----- MATERIAL PROVIDED -----

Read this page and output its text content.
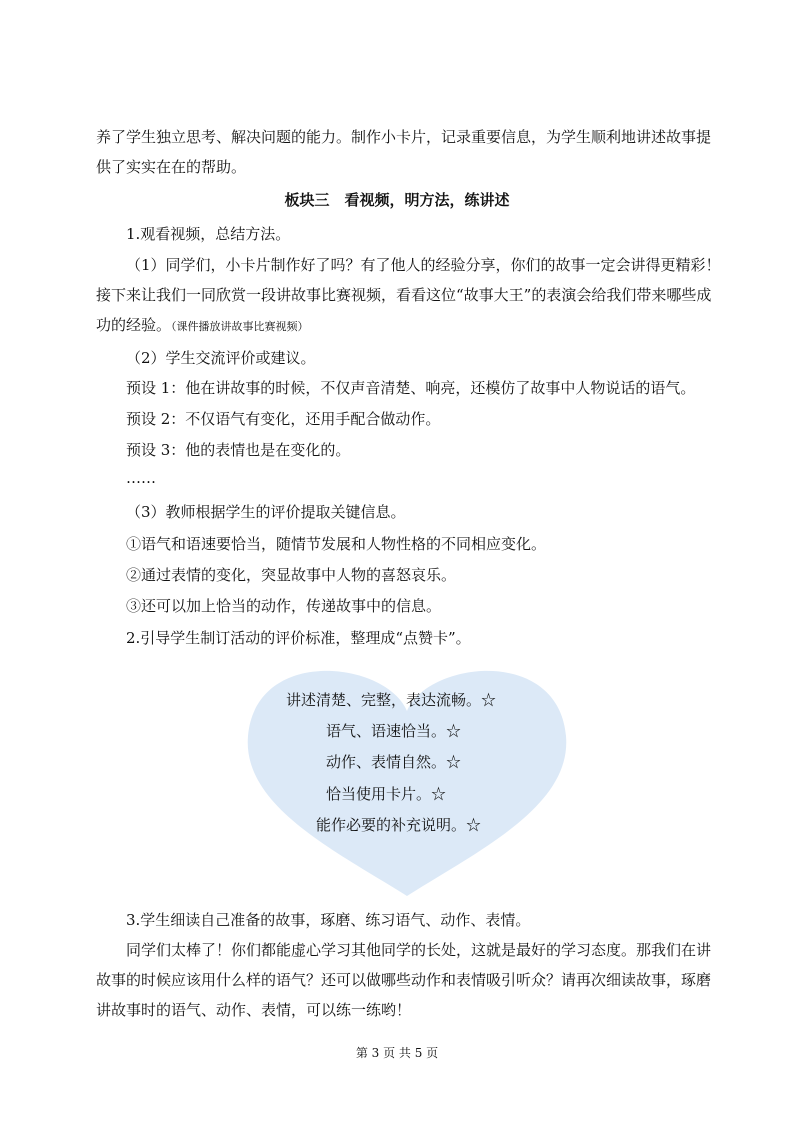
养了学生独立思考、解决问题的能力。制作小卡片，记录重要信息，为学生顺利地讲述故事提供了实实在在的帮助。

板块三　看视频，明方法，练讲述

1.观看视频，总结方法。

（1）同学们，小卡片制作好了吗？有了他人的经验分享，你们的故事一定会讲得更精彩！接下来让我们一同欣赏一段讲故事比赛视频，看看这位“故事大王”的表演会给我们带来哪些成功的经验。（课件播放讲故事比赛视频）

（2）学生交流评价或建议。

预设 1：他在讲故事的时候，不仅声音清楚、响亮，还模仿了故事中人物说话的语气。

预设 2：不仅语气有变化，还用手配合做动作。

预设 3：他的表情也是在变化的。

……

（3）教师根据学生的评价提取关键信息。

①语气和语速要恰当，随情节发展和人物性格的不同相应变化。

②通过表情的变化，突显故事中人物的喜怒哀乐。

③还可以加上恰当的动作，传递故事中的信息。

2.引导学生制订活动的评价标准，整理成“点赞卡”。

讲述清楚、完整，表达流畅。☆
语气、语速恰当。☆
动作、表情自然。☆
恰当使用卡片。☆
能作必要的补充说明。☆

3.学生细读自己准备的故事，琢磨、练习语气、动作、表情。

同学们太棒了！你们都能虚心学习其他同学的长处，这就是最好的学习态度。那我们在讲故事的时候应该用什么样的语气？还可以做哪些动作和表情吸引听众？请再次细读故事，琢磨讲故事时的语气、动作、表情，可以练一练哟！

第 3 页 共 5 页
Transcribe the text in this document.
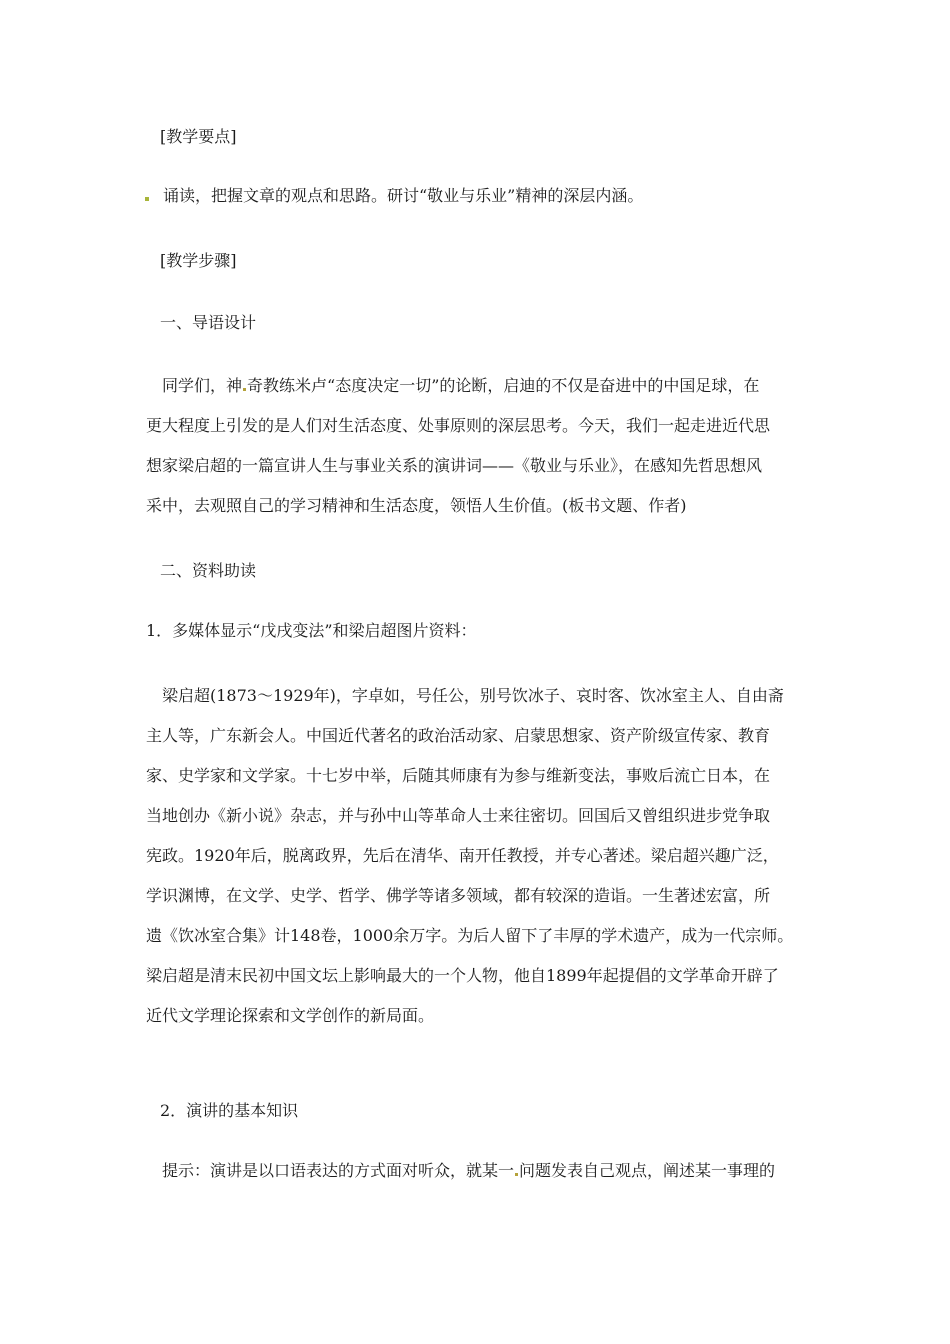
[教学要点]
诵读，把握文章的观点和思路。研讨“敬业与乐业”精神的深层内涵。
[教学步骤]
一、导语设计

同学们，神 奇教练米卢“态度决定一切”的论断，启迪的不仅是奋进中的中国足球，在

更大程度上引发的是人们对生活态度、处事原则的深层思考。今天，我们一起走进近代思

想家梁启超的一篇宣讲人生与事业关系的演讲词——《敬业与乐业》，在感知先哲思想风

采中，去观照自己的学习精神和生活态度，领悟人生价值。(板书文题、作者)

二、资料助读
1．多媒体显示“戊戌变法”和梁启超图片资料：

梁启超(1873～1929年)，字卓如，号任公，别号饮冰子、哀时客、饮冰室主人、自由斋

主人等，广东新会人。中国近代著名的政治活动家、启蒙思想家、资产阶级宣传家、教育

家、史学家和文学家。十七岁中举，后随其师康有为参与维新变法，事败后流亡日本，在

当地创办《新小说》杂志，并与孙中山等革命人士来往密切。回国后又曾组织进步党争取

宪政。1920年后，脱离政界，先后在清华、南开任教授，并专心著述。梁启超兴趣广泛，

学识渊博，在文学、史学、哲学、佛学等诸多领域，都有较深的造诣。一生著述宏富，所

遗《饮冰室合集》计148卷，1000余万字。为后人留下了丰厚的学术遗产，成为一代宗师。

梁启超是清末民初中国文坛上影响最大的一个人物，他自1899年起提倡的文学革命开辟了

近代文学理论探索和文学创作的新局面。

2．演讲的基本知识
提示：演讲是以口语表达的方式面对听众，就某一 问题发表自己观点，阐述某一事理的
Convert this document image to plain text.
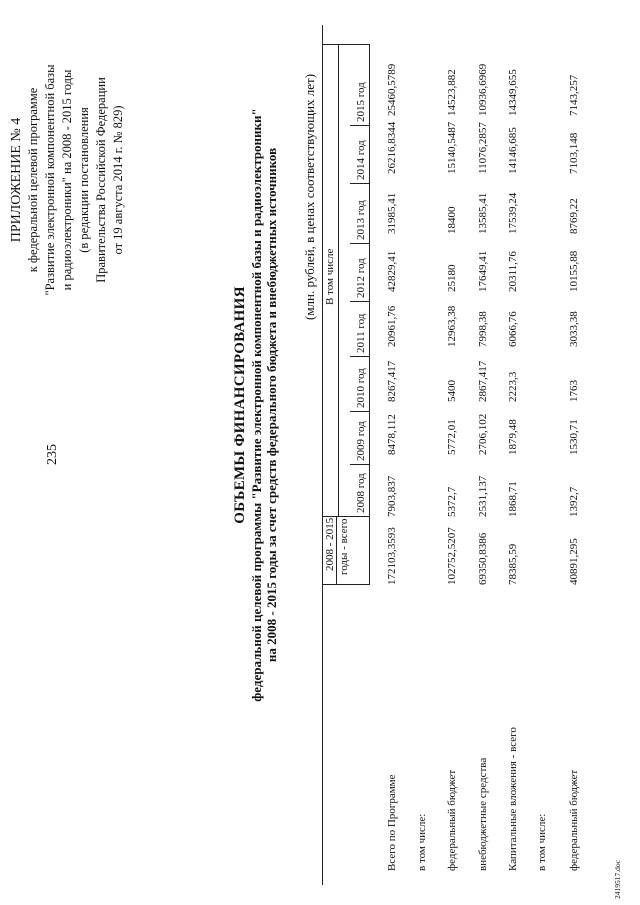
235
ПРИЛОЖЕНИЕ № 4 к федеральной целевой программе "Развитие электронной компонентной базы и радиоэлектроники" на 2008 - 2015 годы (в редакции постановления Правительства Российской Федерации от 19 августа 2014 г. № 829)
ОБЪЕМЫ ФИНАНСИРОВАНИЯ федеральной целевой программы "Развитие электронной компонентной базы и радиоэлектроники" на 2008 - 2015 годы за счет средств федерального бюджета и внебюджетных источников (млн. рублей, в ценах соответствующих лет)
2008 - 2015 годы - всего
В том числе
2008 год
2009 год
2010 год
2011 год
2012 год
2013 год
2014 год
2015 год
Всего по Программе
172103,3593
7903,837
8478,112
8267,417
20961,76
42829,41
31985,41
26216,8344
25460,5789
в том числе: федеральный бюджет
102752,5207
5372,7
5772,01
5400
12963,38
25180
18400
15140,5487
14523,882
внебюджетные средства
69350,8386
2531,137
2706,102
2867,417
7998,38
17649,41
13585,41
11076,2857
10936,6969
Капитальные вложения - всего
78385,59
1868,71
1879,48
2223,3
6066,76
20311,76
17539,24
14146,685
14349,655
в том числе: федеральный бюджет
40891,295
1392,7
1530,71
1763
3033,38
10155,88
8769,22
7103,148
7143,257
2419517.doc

-----

Extract only the lines from the one that contains "Transcribe the text in this document." through the end of the records, inclusive, and omit every picture.

Transcribe the text in this document.
[教学要点]
诵读，把握文章的观点和思路。研讨“敬业与乐业”精神的深层内涵。
[教学步骤]
一、导语设计

同学们，神 奇教练米卢“态度决定一切”的论断，启迪的不仅是奋进中的中国足球，在

更大程度上引发的是人们对生活态度、处事原则的深层思考。今天，我们一起走进近代思

想家梁启超的一篇宣讲人生与事业关系的演讲词——《敬业与乐业》，在感知先哲思想风

采中，去观照自己的学习精神和生活态度，领悟人生价值。(板书文题、作者)

二、资料助读
1．多媒体显示“戊戌变法”和梁启超图片资料：

梁启超(1873～1929年)，字卓如，号任公，别号饮冰子、哀时客、饮冰室主人、自由斋

主人等，广东新会人。中国近代著名的政治活动家、启蒙思想家、资产阶级宣传家、教育

家、史学家和文学家。十七岁中举，后随其师康有为参与维新变法，事败后流亡日本，在

当地创办《新小说》杂志，并与孙中山等革命人士来往密切。回国后又曾组织进步党争取

宪政。1920年后，脱离政界，先后在清华、南开任教授，并专心著述。梁启超兴趣广泛，

学识渊博，在文学、史学、哲学、佛学等诸多领域，都有较深的造诣。一生著述宏富，所

遗《饮冰室合集》计148卷，1000余万字。为后人留下了丰厚的学术遗产，成为一代宗师。

梁启超是清末民初中国文坛上影响最大的一个人物，他自1899年起提倡的文学革命开辟了

近代文学理论探索和文学创作的新局面。

2．演讲的基本知识
提示：演讲是以口语表达的方式面对听众，就某一 问题发表自己观点，阐述某一事理的
Convert this document image to plain text.
235
ПРИЛОЖЕНИЕ № 4 к федеральной целевой программе "Развитие электронной компонентной базы и радиоэлектроники" на 2008 - 2015 годы (в редакции постановления Правительства Российской Федерации от 19 августа 2014 г. № 829)
ОБЪЕМЫ ФИНАНСИРОВАНИЯ федеральной целевой программы "Развитие электронной компонентной базы и радиоэлектроники" на 2008 - 2015 годы за счет средств федерального бюджета и внебюджетных источников (млн. рублей, в ценах соответствующих лет)
2008 - 2015 годы - всего
В том числе
2008 год
2009 год
2010 год
2011 год
2012 год
2013 год
2014 год
2015 год
Всего по Программе
172103,3593
7903,837
8478,112
8267,417
20961,76
42829,41
31985,41
26216,8344
25460,5789
в том числе: федеральный бюджет
102752,5207
5372,7
5772,01
5400
12963,38
25180
18400
15140,5487
14523,882
внебюджетные средства
69350,8386
2531,137
2706,102
2867,417
7998,38
17649,41
13585,41
11076,2857
10936,6969
Капитальные вложения - всего
78385,59
1868,71
1879,48
2223,3
6066,76
20311,76
17539,24
14146,685
14349,655
в том числе: федеральный бюджет
40891,295
1392,7
1530,71
1763
3033,38
10155,88
8769,22
7103,148
7143,257
2419517.doc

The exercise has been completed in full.